## EXERCISE GOAL
Report, word for word, every line of the material that contains "DRIVE".

## DATA ROWS
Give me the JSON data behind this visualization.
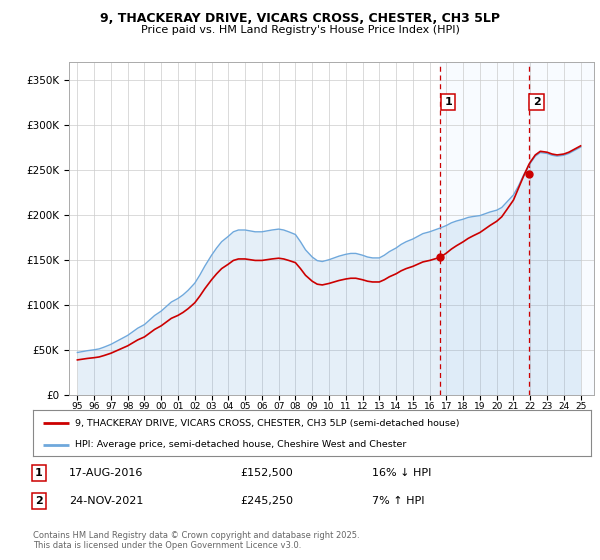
{
  "title_line1": "9, THACKERAY DRIVE, VICARS CROSS, CHESTER, CH3 5LP",
  "title_line2": "Price paid vs. HM Land Registry's House Price Index (HPI)",
  "ylabel_ticks": [
    "£0",
    "£50K",
    "£100K",
    "£150K",
    "£200K",
    "£250K",
    "£300K",
    "£350K"
  ],
  "ytick_values": [
    0,
    50000,
    100000,
    150000,
    200000,
    250000,
    300000,
    350000
  ],
  "ylim": [
    0,
    370000
  ],
  "xlim_start": 1994.5,
  "xlim_end": 2025.8,
  "xticks": [
    1995,
    1996,
    1997,
    1998,
    1999,
    2000,
    2001,
    2002,
    2003,
    2004,
    2005,
    2006,
    2007,
    2008,
    2009,
    2010,
    2011,
    2012,
    2013,
    2014,
    2015,
    2016,
    2017,
    2018,
    2019,
    2020,
    2021,
    2022,
    2023,
    2024,
    2025
  ],
  "hpi_color": "#6fa8dc",
  "price_color": "#cc0000",
  "vline_color": "#cc0000",
  "vline_style": "--",
  "shade_color": "#ddeeff",
  "transaction1_x": 2016.628,
  "transaction1_y": 152500,
  "transaction2_x": 2021.899,
  "transaction2_y": 245250,
  "label1": "1",
  "label2": "2",
  "legend_price_label": "9, THACKERAY DRIVE, VICARS CROSS, CHESTER, CH3 5LP (semi-detached house)",
  "legend_hpi_label": "HPI: Average price, semi-detached house, Cheshire West and Chester",
  "info1_num": "1",
  "info1_date": "17-AUG-2016",
  "info1_price": "£152,500",
  "info1_hpi": "16% ↓ HPI",
  "info2_num": "2",
  "info2_date": "24-NOV-2021",
  "info2_price": "£245,250",
  "info2_hpi": "7% ↑ HPI",
  "footer": "Contains HM Land Registry data © Crown copyright and database right 2025.\nThis data is licensed under the Open Government Licence v3.0.",
  "background_color": "#ffffff",
  "plot_bg_color": "#ffffff",
  "grid_color": "#cccccc"
}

## SOLUTION BELOW
  "title_line1": "9, THACKERAY DRIVE, VICARS CROSS, CHESTER, CH3 5LP",
  "legend_price_label": "9, THACKERAY DRIVE, VICARS CROSS, CHESTER, CH3 5LP (semi-detached house)",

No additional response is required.